┌─ Supplied data

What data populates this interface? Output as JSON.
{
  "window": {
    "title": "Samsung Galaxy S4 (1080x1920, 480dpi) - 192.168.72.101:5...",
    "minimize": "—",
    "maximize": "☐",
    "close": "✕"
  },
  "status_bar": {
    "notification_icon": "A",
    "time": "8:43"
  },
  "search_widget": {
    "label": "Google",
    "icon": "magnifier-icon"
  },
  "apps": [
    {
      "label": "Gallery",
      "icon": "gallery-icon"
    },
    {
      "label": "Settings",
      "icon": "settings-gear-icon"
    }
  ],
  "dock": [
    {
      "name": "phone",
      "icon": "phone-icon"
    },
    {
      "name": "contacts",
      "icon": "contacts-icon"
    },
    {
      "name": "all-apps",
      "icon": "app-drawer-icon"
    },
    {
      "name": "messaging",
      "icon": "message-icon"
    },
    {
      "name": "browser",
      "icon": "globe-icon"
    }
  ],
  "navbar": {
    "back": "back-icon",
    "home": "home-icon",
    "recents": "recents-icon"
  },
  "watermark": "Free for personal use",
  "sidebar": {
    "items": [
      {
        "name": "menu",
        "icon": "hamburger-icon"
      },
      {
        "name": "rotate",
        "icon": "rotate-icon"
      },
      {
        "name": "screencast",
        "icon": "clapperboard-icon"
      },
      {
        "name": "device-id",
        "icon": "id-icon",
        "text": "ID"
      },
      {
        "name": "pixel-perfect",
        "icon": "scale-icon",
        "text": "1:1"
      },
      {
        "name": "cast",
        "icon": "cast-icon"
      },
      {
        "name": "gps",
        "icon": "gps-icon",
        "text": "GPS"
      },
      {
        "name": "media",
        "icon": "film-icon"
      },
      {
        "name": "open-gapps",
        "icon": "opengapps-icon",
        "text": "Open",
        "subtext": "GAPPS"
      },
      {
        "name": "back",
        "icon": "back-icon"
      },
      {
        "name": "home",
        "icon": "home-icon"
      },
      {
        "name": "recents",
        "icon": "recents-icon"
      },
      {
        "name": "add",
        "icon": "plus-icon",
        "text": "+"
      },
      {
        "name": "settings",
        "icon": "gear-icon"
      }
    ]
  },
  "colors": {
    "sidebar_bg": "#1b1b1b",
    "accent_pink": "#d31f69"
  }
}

└─

● **Prompt**: Copy each line of the data exactly, leaving nothing out.

● **Correct result**:
What data populates this interface? Output as JSON.
{
  "window": {
    "title": "Samsung Galaxy S4 (1080x1920, 480dpi) - 192.168.72.101:5...",
    "minimize": "—",
    "maximize": "☐",
    "close": "✕"
  },
  "status_bar": {
    "notification_icon": "A",
    "time": "8:43"
  },
  "search_widget": {
    "label": "Google",
    "icon": "magnifier-icon"
  },
  "apps": [
    {
      "label": "Gallery",
      "icon": "gallery-icon"
    },
    {
      "label": "Settings",
      "icon": "settings-gear-icon"
    }
  ],
  "dock": [
    {
      "name": "phone",
      "icon": "phone-icon"
    },
    {
      "name": "contacts",
      "icon": "contacts-icon"
    },
    {
      "name": "all-apps",
      "icon": "app-drawer-icon"
    },
    {
      "name": "messaging",
      "icon": "message-icon"
    },
    {
      "name": "browser",
      "icon": "globe-icon"
    }
  ],
  "navbar": {
    "back": "back-icon",
    "home": "home-icon",
    "recents": "recents-icon"
  },
  "watermark": "Free for personal use",
  "sidebar": {
    "items": [
      {
        "name": "menu",
        "icon": "hamburger-icon"
      },
      {
        "name": "rotate",
        "icon": "rotate-icon"
      },
      {
        "name": "screencast",
        "icon": "clapperboard-icon"
      },
      {
        "name": "device-id",
        "icon": "id-icon",
        "text": "ID"
      },
      {
        "name": "pixel-perfect",
        "icon": "scale-icon",
        "text": "1:1"
      },
      {
        "name": "cast",
        "icon": "cast-icon"
      },
      {
        "name": "gps",
        "icon": "gps-icon",
        "text": "GPS"
      },
      {
        "name": "media",
        "icon": "film-icon"
      },
      {
        "name": "open-gapps",
        "icon": "opengapps-icon",
        "text": "Open",
        "subtext": "GAPPS"
      },
      {
        "name": "back",
        "icon": "back-icon"
      },
      {
        "name": "home",
        "icon": "home-icon"
      },
      {
        "name": "recents",
        "icon": "recents-icon"
      },
      {
        "name": "add",
        "icon": "plus-icon",
        "text": "+"
      },
      {
        "name": "settings",
        "icon": "gear-icon"
      }
    ]
  },
  "colors": {
    "sidebar_bg": "#1b1b1b",
    "accent_pink": "#d31f69"
  }
}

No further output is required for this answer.